▶ [Short exercise] Say how many lines of these entries include the word "январь", and answer with the number alone.
====== Data to process
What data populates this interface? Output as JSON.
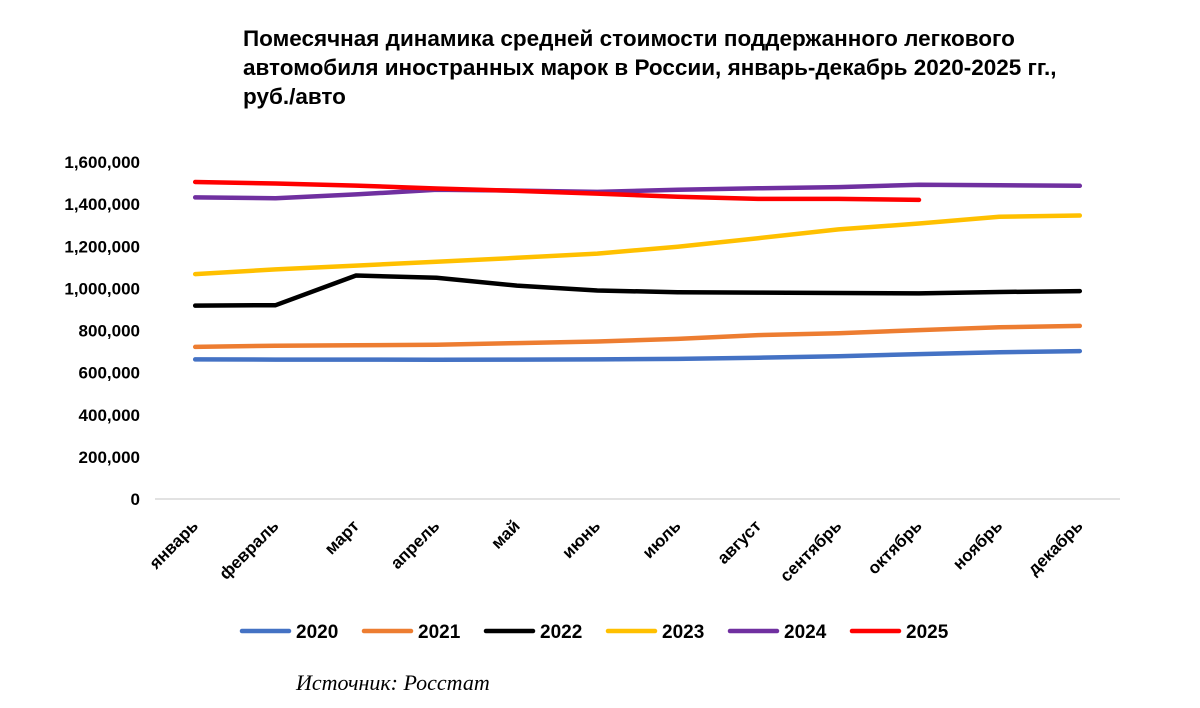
{
  "chart_data": {
    "type": "line",
    "title_lines": [
      "Помесячная динамика средней стоимости поддержанного легкового",
      "автомобиля иностранных марок в России, январь-декабрь 2020-2025 гг.,",
      "руб./авто"
    ],
    "categories": [
      "январь",
      "февраль",
      "март",
      "апрель",
      "май",
      "июнь",
      "июль",
      "август",
      "сентябрь",
      "октябрь",
      "ноябрь",
      "декабрь"
    ],
    "y_ticks": [
      "0",
      "200,000",
      "400,000",
      "600,000",
      "800,000",
      "1,000,000",
      "1,200,000",
      "1,400,000",
      "1,600,000"
    ],
    "ylim": [
      0,
      1600000
    ],
    "xlabel": "",
    "ylabel": "",
    "grid": false,
    "legend_position": "bottom",
    "series": [
      {
        "name": "2020",
        "color": "#4472C4",
        "values": [
          663000,
          662000,
          662000,
          661000,
          662000,
          663000,
          665000,
          671000,
          678000,
          688000,
          697000,
          702000
        ]
      },
      {
        "name": "2021",
        "color": "#ED7D31",
        "values": [
          722000,
          728000,
          730000,
          732000,
          740000,
          748000,
          760000,
          778000,
          787000,
          802000,
          815000,
          822000
        ]
      },
      {
        "name": "2022",
        "color": "#000000",
        "values": [
          918000,
          920000,
          1061000,
          1050000,
          1013000,
          990000,
          982000,
          980000,
          978000,
          976000,
          983000,
          987000
        ]
      },
      {
        "name": "2023",
        "color": "#FFC000",
        "values": [
          1068000,
          1090000,
          1108000,
          1126000,
          1145000,
          1165000,
          1198000,
          1238000,
          1280000,
          1308000,
          1340000,
          1346000
        ]
      },
      {
        "name": "2024",
        "color": "#7030A0",
        "values": [
          1432000,
          1428000,
          1446000,
          1468000,
          1464000,
          1458000,
          1468000,
          1475000,
          1481000,
          1492000,
          1490000,
          1487000
        ]
      },
      {
        "name": "2025",
        "color": "#FF0000",
        "values": [
          1505000,
          1498000,
          1488000,
          1474000,
          1463000,
          1450000,
          1435000,
          1425000,
          1425000,
          1420000,
          null,
          null
        ]
      }
    ]
  },
  "source_note": "Источник: Росстат"
}
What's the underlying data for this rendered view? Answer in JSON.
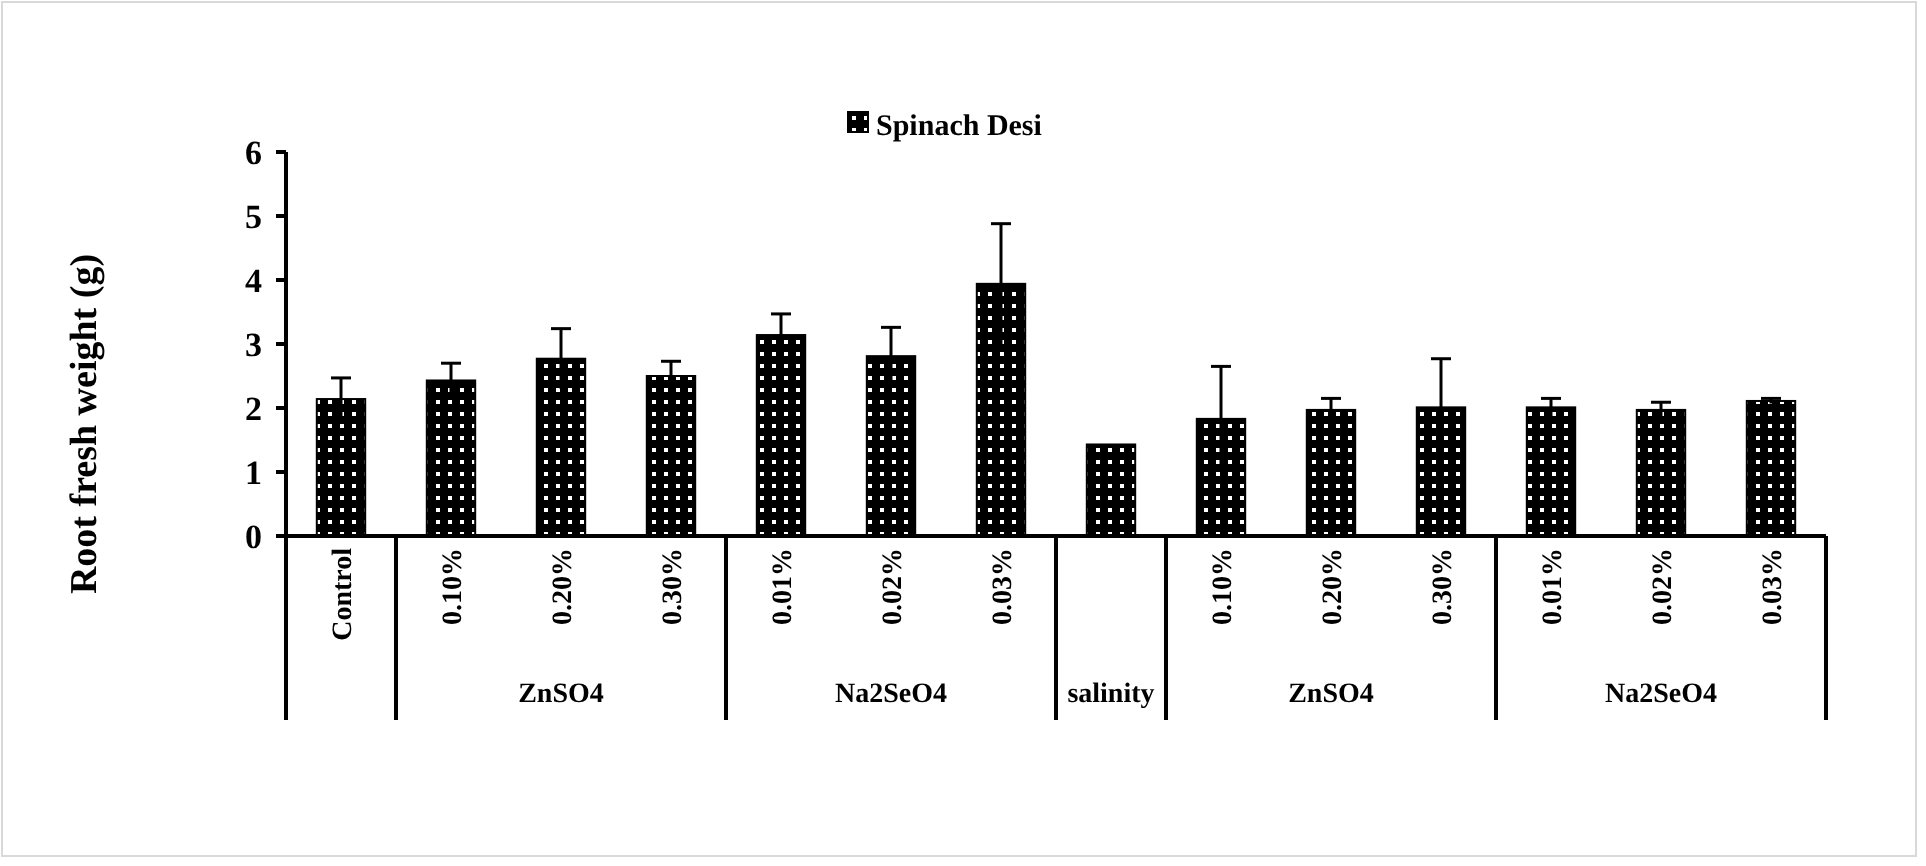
{
  "chart_data": {
    "type": "bar",
    "ylabel": "Root fresh weight (g)",
    "categories": [
      "Control",
      "0.10%",
      "0.20%",
      "0.30%",
      "0.01%",
      "0.02%",
      "0.03%",
      null,
      "0.10%",
      "0.20%",
      "0.30%",
      "0.01%",
      "0.02%",
      "0.03%"
    ],
    "series": [
      {
        "name": "Spinach Desi",
        "color": "#000000",
        "values": [
          2.14,
          2.43,
          2.77,
          2.5,
          3.14,
          2.81,
          3.94,
          1.43,
          1.83,
          1.97,
          2.01,
          2.01,
          1.97,
          2.11
        ],
        "errors": [
          0.33,
          0.27,
          0.47,
          0.23,
          0.33,
          0.45,
          0.94,
          null,
          0.82,
          0.18,
          0.76,
          0.14,
          0.12,
          0.04
        ]
      }
    ],
    "annotations": [
      "ZnSO4",
      "Na2SeO4",
      "salinity",
      "ZnSO4",
      "Na2SeO4"
    ],
    "ylim": [
      0,
      6
    ],
    "yticks": [
      0,
      1,
      2,
      3,
      4,
      5,
      6
    ],
    "legend": "top",
    "grid": false
  }
}
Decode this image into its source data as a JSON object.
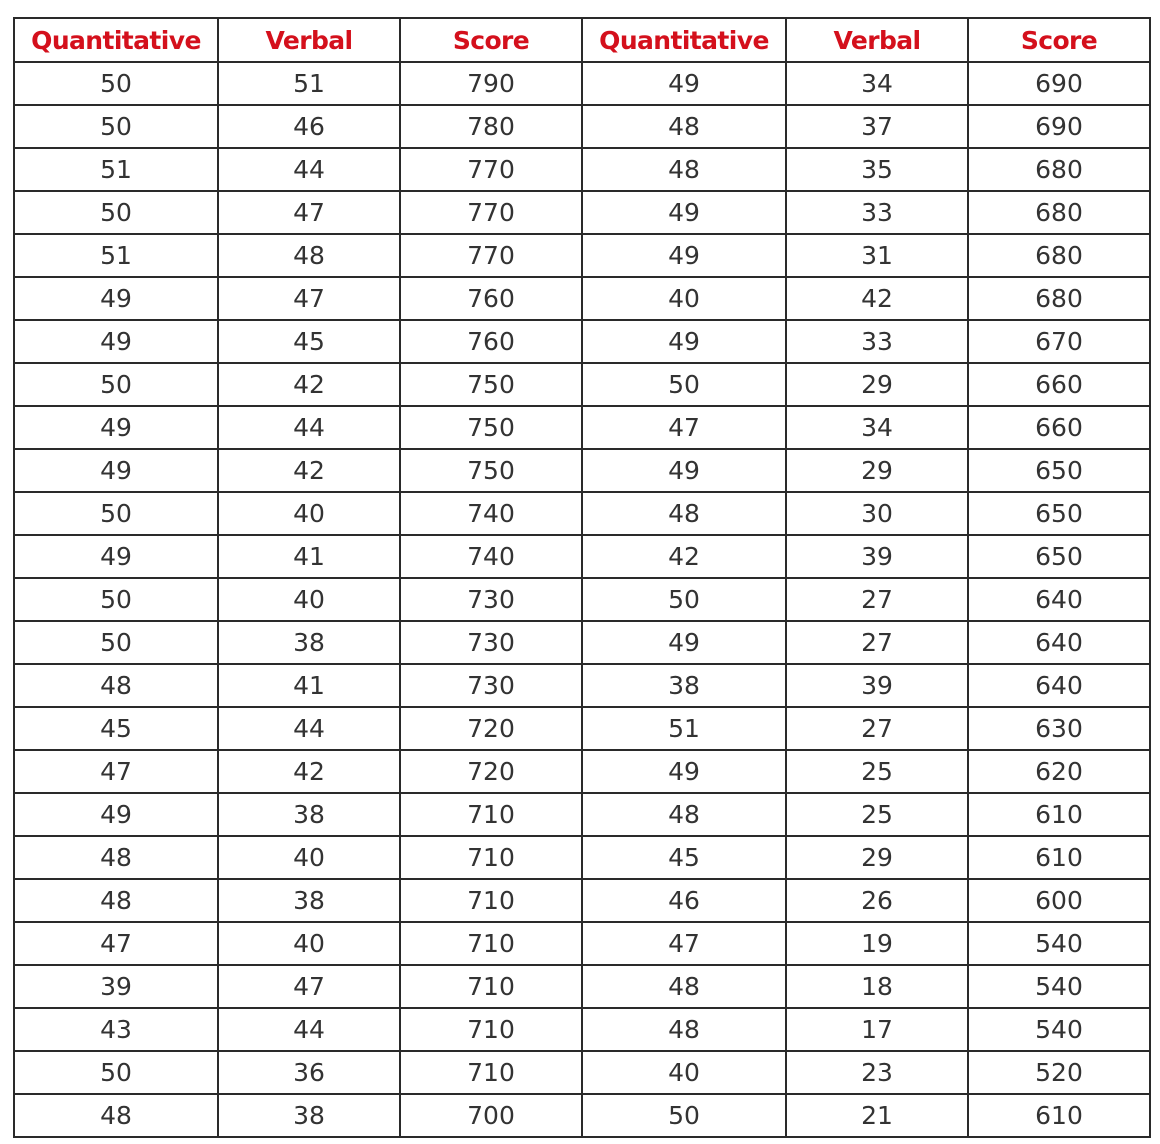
{
  "headers": [
    "Quantitative",
    "Verbal",
    "Score",
    "Quantitative",
    "Verbal",
    "Score"
  ],
  "colors": {
    "header_text": "#d4101c",
    "cell_text": "#333333",
    "border": "#2a2a2a"
  },
  "rows": [
    [
      "50",
      "51",
      "790",
      "49",
      "34",
      "690"
    ],
    [
      "50",
      "46",
      "780",
      "48",
      "37",
      "690"
    ],
    [
      "51",
      "44",
      "770",
      "48",
      "35",
      "680"
    ],
    [
      "50",
      "47",
      "770",
      "49",
      "33",
      "680"
    ],
    [
      "51",
      "48",
      "770",
      "49",
      "31",
      "680"
    ],
    [
      "49",
      "47",
      "760",
      "40",
      "42",
      "680"
    ],
    [
      "49",
      "45",
      "760",
      "49",
      "33",
      "670"
    ],
    [
      "50",
      "42",
      "750",
      "50",
      "29",
      "660"
    ],
    [
      "49",
      "44",
      "750",
      "47",
      "34",
      "660"
    ],
    [
      "49",
      "42",
      "750",
      "49",
      "29",
      "650"
    ],
    [
      "50",
      "40",
      "740",
      "48",
      "30",
      "650"
    ],
    [
      "49",
      "41",
      "740",
      "42",
      "39",
      "650"
    ],
    [
      "50",
      "40",
      "730",
      "50",
      "27",
      "640"
    ],
    [
      "50",
      "38",
      "730",
      "49",
      "27",
      "640"
    ],
    [
      "48",
      "41",
      "730",
      "38",
      "39",
      "640"
    ],
    [
      "45",
      "44",
      "720",
      "51",
      "27",
      "630"
    ],
    [
      "47",
      "42",
      "720",
      "49",
      "25",
      "620"
    ],
    [
      "49",
      "38",
      "710",
      "48",
      "25",
      "610"
    ],
    [
      "48",
      "40",
      "710",
      "45",
      "29",
      "610"
    ],
    [
      "48",
      "38",
      "710",
      "46",
      "26",
      "600"
    ],
    [
      "47",
      "40",
      "710",
      "47",
      "19",
      "540"
    ],
    [
      "39",
      "47",
      "710",
      "48",
      "18",
      "540"
    ],
    [
      "43",
      "44",
      "710",
      "48",
      "17",
      "540"
    ],
    [
      "50",
      "36",
      "710",
      "40",
      "23",
      "520"
    ],
    [
      "48",
      "38",
      "700",
      "50",
      "21",
      "610"
    ]
  ]
}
============
▶ [Reply to the task] 2